• _Challenge_:
Render the entries as a Markdown table with the columns Number and Text, giving each line a number and leaving out blank lines. Begin at the start of the entries and stop after the line that contains "radio-circle-icon <box>849 1217".

• _Source data_:

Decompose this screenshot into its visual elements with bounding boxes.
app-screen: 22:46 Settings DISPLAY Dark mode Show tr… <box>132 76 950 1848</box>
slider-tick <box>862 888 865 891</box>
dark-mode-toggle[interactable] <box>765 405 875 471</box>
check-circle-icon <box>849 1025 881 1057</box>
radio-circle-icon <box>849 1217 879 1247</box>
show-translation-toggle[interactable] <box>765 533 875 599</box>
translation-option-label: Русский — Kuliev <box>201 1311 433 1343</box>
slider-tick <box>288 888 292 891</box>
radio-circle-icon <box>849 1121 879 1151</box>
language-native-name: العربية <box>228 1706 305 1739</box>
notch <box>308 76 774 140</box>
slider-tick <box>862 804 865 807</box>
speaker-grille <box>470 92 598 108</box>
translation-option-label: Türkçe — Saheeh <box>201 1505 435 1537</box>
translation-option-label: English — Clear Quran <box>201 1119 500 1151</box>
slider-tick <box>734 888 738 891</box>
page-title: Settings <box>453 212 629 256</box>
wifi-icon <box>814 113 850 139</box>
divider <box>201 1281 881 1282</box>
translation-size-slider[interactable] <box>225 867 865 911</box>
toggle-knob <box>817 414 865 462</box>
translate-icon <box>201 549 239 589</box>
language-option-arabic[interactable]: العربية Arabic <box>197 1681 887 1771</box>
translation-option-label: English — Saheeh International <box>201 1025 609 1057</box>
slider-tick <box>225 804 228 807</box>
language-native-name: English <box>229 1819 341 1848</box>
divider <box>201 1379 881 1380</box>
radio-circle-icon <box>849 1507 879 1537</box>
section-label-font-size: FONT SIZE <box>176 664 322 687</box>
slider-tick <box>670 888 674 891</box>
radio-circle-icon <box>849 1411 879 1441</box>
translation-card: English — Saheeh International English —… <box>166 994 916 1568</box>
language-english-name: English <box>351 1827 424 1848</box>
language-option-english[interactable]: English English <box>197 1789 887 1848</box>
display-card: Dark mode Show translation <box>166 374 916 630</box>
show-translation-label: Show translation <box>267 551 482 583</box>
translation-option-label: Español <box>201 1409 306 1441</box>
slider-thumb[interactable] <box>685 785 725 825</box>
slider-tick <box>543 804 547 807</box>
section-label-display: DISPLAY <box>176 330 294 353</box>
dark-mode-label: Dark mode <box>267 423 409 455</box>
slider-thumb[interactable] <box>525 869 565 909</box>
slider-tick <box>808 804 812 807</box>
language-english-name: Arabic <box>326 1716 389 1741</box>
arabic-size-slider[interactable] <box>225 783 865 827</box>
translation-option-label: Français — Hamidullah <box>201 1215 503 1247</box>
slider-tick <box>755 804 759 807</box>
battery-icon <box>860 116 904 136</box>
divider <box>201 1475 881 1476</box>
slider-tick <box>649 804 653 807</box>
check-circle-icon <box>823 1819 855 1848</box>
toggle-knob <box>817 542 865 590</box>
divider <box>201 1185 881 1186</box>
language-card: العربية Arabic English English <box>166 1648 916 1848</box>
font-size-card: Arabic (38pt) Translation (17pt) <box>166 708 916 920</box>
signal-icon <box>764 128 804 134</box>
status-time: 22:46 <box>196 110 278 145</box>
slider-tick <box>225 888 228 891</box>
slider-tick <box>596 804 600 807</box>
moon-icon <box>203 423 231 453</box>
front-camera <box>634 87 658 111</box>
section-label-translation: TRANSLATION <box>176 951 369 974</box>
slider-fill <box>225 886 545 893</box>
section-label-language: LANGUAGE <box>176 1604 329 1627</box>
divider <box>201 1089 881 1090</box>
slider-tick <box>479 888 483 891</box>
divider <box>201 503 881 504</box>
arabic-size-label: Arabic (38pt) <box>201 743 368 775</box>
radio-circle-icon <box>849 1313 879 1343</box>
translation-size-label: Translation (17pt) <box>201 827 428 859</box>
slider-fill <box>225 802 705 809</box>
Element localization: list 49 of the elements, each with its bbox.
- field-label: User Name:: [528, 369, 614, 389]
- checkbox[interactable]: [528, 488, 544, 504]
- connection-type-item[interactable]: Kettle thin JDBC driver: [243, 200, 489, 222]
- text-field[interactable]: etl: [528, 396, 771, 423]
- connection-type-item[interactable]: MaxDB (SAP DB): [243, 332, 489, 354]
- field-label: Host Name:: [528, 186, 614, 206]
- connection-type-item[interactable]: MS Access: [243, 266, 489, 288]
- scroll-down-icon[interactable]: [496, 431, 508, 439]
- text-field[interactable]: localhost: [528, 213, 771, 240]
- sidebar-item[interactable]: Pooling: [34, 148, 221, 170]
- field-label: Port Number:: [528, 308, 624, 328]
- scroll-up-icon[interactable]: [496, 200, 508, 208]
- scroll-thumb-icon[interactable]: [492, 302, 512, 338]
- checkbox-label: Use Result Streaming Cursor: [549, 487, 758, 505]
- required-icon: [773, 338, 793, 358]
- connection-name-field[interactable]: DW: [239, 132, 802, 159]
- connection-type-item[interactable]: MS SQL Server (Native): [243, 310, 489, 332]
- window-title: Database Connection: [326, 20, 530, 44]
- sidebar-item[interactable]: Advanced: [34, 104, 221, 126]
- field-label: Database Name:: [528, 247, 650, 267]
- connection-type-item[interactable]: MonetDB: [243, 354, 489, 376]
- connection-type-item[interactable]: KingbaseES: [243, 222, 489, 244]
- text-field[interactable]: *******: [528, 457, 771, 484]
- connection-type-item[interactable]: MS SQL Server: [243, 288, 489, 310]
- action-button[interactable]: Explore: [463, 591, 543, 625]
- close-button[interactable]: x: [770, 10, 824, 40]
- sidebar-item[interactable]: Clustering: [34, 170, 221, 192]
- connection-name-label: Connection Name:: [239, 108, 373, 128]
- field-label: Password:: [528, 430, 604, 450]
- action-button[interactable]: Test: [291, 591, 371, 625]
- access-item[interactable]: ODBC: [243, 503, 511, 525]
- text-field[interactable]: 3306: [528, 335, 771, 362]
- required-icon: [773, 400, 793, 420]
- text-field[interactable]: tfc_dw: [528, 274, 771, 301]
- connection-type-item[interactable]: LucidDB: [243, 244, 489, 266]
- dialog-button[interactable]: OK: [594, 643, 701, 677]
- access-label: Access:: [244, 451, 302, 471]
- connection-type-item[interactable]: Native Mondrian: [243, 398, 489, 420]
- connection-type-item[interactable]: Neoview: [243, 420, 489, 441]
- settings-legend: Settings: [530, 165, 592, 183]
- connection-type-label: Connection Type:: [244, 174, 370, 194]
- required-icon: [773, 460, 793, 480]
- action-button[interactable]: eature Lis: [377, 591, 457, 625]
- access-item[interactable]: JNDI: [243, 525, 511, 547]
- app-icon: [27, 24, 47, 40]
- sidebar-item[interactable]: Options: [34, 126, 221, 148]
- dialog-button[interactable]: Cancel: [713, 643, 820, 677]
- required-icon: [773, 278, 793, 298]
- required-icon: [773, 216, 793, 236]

• _Task result_:
| Number | Text |
|---|---|
| 1 | Decompose this screenshot into its visual elements with bounding boxes. |
| 2 | app-screen: 22:46 Settings DISPLAY Dark mode Show tr… <box>132 76 950 1848</box> |
| 3 | slider-tick <box>862 888 865 891</box> |
| 4 | dark-mode-toggle[interactable] <box>765 405 875 471</box> |
| 5 | check-circle-icon <box>849 1025 881 1057</box> |
| 6 | radio-circle-icon <box>849 1217 879 1247</box> |